__What needs to be done__.
Repeat what the lines below say, word for word, and skip every image.

__Record extracts__.
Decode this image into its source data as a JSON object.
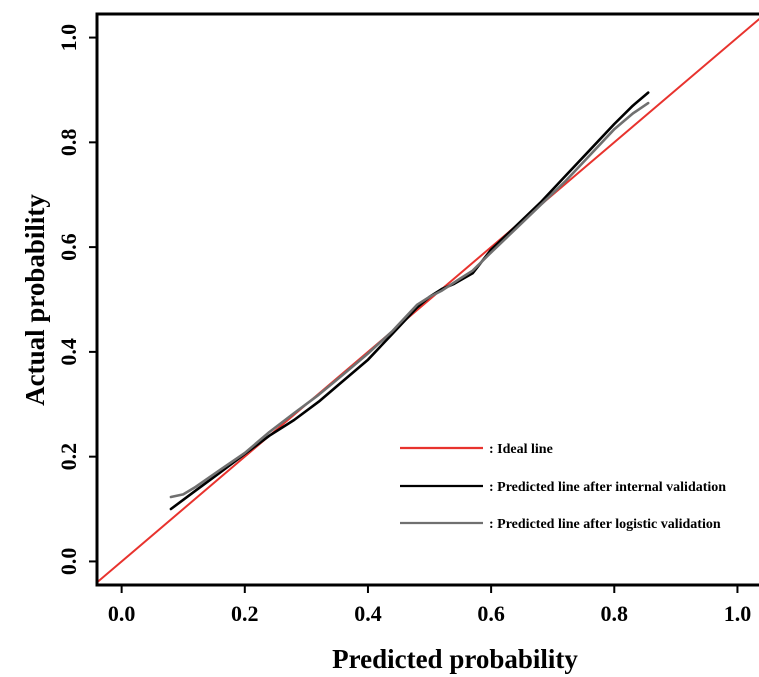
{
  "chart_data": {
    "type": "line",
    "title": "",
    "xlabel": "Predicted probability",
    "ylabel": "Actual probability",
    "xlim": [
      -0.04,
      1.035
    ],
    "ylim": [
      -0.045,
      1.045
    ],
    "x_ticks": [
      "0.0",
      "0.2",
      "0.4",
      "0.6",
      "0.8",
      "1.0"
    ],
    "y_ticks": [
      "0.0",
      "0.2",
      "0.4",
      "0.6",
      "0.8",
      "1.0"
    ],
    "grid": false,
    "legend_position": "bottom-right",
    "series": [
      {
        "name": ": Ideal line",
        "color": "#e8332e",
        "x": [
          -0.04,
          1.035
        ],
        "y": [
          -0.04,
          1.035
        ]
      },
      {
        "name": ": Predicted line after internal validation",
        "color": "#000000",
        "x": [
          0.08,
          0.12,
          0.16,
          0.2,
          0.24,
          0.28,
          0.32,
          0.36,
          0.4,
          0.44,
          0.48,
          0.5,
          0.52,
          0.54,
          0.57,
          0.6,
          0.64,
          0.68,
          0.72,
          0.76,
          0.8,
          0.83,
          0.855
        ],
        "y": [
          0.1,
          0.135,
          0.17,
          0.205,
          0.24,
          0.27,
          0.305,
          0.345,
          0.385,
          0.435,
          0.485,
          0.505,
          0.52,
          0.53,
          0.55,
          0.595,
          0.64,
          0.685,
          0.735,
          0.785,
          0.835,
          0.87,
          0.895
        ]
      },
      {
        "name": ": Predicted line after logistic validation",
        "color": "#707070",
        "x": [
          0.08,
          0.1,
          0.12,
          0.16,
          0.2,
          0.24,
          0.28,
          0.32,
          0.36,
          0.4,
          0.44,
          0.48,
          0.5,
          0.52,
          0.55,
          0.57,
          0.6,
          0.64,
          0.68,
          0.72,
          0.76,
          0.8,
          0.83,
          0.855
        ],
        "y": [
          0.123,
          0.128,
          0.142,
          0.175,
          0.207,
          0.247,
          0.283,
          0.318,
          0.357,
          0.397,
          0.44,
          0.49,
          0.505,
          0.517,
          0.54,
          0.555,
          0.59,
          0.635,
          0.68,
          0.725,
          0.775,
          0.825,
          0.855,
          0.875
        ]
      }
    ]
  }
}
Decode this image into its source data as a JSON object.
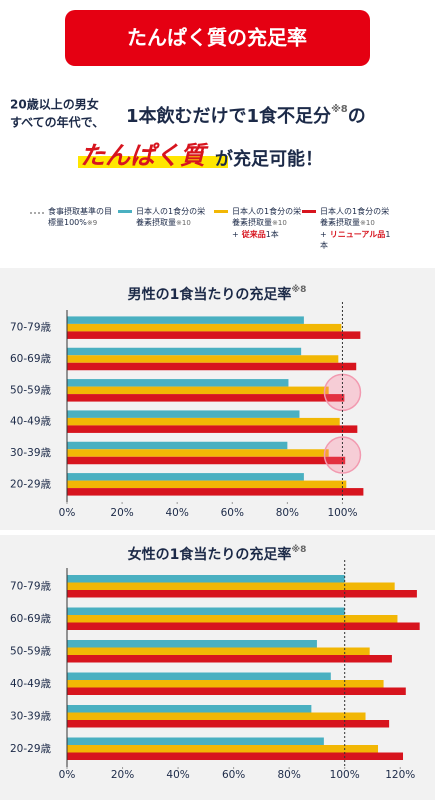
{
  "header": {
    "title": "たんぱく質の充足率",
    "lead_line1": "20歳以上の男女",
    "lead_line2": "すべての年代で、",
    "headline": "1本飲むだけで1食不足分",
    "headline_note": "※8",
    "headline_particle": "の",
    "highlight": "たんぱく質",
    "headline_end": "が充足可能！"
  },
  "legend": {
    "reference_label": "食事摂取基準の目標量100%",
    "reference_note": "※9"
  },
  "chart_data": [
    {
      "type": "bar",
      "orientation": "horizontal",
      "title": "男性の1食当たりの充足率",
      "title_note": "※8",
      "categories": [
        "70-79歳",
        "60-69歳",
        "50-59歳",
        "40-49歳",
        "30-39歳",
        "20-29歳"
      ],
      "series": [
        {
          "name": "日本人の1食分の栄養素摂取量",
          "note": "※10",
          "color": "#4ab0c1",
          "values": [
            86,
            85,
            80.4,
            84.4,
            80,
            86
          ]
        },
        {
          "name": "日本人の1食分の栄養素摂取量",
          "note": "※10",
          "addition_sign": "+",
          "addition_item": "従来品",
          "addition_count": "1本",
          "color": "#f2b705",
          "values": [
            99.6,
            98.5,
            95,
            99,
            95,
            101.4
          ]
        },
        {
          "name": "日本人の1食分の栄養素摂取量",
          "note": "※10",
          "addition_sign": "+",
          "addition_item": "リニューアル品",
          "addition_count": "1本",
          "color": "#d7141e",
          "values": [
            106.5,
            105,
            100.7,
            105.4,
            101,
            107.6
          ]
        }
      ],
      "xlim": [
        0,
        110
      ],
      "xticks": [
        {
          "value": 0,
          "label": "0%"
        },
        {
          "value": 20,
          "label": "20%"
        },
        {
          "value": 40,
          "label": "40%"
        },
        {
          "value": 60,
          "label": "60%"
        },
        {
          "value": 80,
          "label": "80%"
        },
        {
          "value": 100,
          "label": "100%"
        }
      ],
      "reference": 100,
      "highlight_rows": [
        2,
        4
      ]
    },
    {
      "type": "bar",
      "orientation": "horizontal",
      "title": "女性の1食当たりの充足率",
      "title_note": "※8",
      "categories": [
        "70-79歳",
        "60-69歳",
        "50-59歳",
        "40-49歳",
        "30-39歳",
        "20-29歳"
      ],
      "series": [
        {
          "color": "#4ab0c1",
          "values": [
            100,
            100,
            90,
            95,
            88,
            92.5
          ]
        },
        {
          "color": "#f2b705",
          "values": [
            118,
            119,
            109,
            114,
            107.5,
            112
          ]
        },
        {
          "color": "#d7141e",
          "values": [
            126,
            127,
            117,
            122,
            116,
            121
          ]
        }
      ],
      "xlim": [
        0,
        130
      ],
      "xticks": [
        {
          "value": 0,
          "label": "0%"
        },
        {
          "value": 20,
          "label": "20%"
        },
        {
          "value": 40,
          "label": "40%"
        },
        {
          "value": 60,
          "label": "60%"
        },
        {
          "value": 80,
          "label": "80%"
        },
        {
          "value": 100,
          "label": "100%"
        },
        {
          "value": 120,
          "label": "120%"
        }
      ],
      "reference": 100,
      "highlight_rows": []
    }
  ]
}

__Response to this task__.
Decode this image into its source data as a JSON object.
{
  "chart_data": {
    "type": "line",
    "title": "",
    "xlabel": "Predicted probability",
    "ylabel": "Actual probability",
    "xlim": [
      -0.04,
      1.035
    ],
    "ylim": [
      -0.045,
      1.045
    ],
    "x_ticks": [
      "0.0",
      "0.2",
      "0.4",
      "0.6",
      "0.8",
      "1.0"
    ],
    "y_ticks": [
      "0.0",
      "0.2",
      "0.4",
      "0.6",
      "0.8",
      "1.0"
    ],
    "grid": false,
    "legend_position": "bottom-right",
    "series": [
      {
        "name": ": Ideal line",
        "color": "#e8332e",
        "x": [
          -0.04,
          1.035
        ],
        "y": [
          -0.04,
          1.035
        ]
      },
      {
        "name": ": Predicted line after internal validation",
        "color": "#000000",
        "x": [
          0.08,
          0.12,
          0.16,
          0.2,
          0.24,
          0.28,
          0.32,
          0.36,
          0.4,
          0.44,
          0.48,
          0.5,
          0.52,
          0.54,
          0.57,
          0.6,
          0.64,
          0.68,
          0.72,
          0.76,
          0.8,
          0.83,
          0.855
        ],
        "y": [
          0.1,
          0.135,
          0.17,
          0.205,
          0.24,
          0.27,
          0.305,
          0.345,
          0.385,
          0.435,
          0.485,
          0.505,
          0.52,
          0.53,
          0.55,
          0.595,
          0.64,
          0.685,
          0.735,
          0.785,
          0.835,
          0.87,
          0.895
        ]
      },
      {
        "name": ": Predicted line after logistic validation",
        "color": "#707070",
        "x": [
          0.08,
          0.1,
          0.12,
          0.16,
          0.2,
          0.24,
          0.28,
          0.32,
          0.36,
          0.4,
          0.44,
          0.48,
          0.5,
          0.52,
          0.55,
          0.57,
          0.6,
          0.64,
          0.68,
          0.72,
          0.76,
          0.8,
          0.83,
          0.855
        ],
        "y": [
          0.123,
          0.128,
          0.142,
          0.175,
          0.207,
          0.247,
          0.283,
          0.318,
          0.357,
          0.397,
          0.44,
          0.49,
          0.505,
          0.517,
          0.54,
          0.555,
          0.59,
          0.635,
          0.68,
          0.725,
          0.775,
          0.825,
          0.855,
          0.875
        ]
      }
    ]
  }
}
Decode this image into its source data as a JSON object.
{
  "header": {
    "title": "たんぱく質の充足率",
    "lead_line1": "20歳以上の男女",
    "lead_line2": "すべての年代で、",
    "headline": "1本飲むだけで1食不足分",
    "headline_note": "※8",
    "headline_particle": "の",
    "highlight": "たんぱく質",
    "headline_end": "が充足可能！"
  },
  "legend": {
    "reference_label": "食事摂取基準の目標量100%",
    "reference_note": "※9"
  },
  "chart_data": [
    {
      "type": "bar",
      "orientation": "horizontal",
      "title": "男性の1食当たりの充足率",
      "title_note": "※8",
      "categories": [
        "70-79歳",
        "60-69歳",
        "50-59歳",
        "40-49歳",
        "30-39歳",
        "20-29歳"
      ],
      "series": [
        {
          "name": "日本人の1食分の栄養素摂取量",
          "note": "※10",
          "color": "#4ab0c1",
          "values": [
            86,
            85,
            80.4,
            84.4,
            80,
            86
          ]
        },
        {
          "name": "日本人の1食分の栄養素摂取量",
          "note": "※10",
          "addition_sign": "+",
          "addition_item": "従来品",
          "addition_count": "1本",
          "color": "#f2b705",
          "values": [
            99.6,
            98.5,
            95,
            99,
            95,
            101.4
          ]
        },
        {
          "name": "日本人の1食分の栄養素摂取量",
          "note": "※10",
          "addition_sign": "+",
          "addition_item": "リニューアル品",
          "addition_count": "1本",
          "color": "#d7141e",
          "values": [
            106.5,
            105,
            100.7,
            105.4,
            101,
            107.6
          ]
        }
      ],
      "xlim": [
        0,
        110
      ],
      "xticks": [
        {
          "value": 0,
          "label": "0%"
        },
        {
          "value": 20,
          "label": "20%"
        },
        {
          "value": 40,
          "label": "40%"
        },
        {
          "value": 60,
          "label": "60%"
        },
        {
          "value": 80,
          "label": "80%"
        },
        {
          "value": 100,
          "label": "100%"
        }
      ],
      "reference": 100,
      "highlight_rows": [
        2,
        4
      ]
    },
    {
      "type": "bar",
      "orientation": "horizontal",
      "title": "女性の1食当たりの充足率",
      "title_note": "※8",
      "categories": [
        "70-79歳",
        "60-69歳",
        "50-59歳",
        "40-49歳",
        "30-39歳",
        "20-29歳"
      ],
      "series": [
        {
          "color": "#4ab0c1",
          "values": [
            100,
            100,
            90,
            95,
            88,
            92.5
          ]
        },
        {
          "color": "#f2b705",
          "values": [
            118,
            119,
            109,
            114,
            107.5,
            112
          ]
        },
        {
          "color": "#d7141e",
          "values": [
            126,
            127,
            117,
            122,
            116,
            121
          ]
        }
      ],
      "xlim": [
        0,
        130
      ],
      "xticks": [
        {
          "value": 0,
          "label": "0%"
        },
        {
          "value": 20,
          "label": "20%"
        },
        {
          "value": 40,
          "label": "40%"
        },
        {
          "value": 60,
          "label": "60%"
        },
        {
          "value": 80,
          "label": "80%"
        },
        {
          "value": 100,
          "label": "100%"
        },
        {
          "value": 120,
          "label": "120%"
        }
      ],
      "reference": 100,
      "highlight_rows": []
    }
  ]
}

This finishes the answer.